━━ RECORD LIST

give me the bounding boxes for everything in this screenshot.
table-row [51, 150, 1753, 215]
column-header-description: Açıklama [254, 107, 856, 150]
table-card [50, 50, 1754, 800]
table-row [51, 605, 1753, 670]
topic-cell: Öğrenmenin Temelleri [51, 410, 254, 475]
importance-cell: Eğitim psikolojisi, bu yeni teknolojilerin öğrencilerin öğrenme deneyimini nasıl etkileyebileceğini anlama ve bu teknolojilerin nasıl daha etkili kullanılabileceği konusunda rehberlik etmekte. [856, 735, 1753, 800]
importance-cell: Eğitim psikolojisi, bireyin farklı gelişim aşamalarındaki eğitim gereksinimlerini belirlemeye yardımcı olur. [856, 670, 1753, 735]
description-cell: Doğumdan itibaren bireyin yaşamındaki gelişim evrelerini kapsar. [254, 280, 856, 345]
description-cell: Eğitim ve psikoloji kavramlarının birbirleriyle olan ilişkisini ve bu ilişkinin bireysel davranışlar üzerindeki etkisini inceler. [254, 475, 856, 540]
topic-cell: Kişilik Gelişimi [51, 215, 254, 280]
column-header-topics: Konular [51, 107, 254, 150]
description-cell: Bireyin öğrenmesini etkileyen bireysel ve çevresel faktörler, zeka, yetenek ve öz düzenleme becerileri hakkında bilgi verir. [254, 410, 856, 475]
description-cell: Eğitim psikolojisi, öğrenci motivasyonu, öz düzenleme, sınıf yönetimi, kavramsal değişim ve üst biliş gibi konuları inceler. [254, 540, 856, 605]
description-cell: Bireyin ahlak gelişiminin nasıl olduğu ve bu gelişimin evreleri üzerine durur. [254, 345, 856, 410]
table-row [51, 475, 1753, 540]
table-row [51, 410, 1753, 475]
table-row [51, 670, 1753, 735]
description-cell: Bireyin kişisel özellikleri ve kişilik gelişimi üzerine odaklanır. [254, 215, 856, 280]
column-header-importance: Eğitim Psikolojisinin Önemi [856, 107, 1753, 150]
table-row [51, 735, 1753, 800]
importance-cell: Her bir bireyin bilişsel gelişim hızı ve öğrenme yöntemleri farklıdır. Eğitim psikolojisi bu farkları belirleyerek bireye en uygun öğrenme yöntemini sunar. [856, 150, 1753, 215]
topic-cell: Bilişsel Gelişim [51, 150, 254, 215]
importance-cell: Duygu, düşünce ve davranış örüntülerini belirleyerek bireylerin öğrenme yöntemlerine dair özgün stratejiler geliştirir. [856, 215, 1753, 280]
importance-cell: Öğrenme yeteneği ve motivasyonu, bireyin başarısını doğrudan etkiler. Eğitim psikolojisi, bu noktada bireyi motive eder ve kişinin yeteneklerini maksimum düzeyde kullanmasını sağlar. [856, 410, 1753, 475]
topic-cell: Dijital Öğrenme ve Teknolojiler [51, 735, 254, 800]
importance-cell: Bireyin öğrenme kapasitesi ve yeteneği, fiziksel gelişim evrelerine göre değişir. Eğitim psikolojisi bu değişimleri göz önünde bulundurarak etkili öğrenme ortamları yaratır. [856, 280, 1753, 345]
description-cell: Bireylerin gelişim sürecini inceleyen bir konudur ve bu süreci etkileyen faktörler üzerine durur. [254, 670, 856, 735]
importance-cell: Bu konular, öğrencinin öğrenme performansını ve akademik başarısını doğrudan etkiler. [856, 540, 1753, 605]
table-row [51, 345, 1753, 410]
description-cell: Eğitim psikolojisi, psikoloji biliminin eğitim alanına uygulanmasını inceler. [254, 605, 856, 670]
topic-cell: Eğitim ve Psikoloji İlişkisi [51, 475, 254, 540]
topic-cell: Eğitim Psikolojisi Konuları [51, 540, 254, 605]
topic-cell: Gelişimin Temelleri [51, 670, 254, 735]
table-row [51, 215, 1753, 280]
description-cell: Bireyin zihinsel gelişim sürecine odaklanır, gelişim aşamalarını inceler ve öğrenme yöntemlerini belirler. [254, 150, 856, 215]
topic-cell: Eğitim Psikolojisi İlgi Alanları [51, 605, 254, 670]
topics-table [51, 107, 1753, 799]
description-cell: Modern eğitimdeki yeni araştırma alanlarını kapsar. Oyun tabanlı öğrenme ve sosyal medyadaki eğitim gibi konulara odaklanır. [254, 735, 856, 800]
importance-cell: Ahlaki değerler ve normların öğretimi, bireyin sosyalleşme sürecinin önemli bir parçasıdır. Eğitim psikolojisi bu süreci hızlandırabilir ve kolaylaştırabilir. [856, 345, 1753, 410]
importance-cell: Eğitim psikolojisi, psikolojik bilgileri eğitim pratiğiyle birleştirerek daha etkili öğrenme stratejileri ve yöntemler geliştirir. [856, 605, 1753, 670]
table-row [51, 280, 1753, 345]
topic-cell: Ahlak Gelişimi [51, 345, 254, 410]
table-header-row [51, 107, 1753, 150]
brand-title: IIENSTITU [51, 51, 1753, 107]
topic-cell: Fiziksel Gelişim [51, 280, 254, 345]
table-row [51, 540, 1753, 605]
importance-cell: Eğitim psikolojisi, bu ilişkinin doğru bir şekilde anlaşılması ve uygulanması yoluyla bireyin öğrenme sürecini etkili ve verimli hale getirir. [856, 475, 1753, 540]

━━━━

**WHAT IS ASKED**
Copy the items word for word, from the first line through the line that contains "importance-cell: Eğitim psikolojisi, bireyin", including that line.

**TASK RESPONSE**
give me the bounding boxes for everything in this screenshot.
table-row [51, 150, 1753, 215]
column-header-description: Açıklama [254, 107, 856, 150]
table-card [50, 50, 1754, 800]
table-row [51, 605, 1753, 670]
topic-cell: Öğrenmenin Temelleri [51, 410, 254, 475]
importance-cell: Eğitim psikolojisi, bu yeni teknolojilerin öğrencilerin öğrenme deneyimini nasıl etkileyebileceğini anlama ve bu teknolojilerin nasıl daha etkili kullanılabileceği konusunda rehberlik etmekte. [856, 735, 1753, 800]
importance-cell: Eğitim psikolojisi, bireyin farklı gelişim aşamalarındaki eğitim gereksinimlerini belirlemeye yardımcı olur. [856, 670, 1753, 735]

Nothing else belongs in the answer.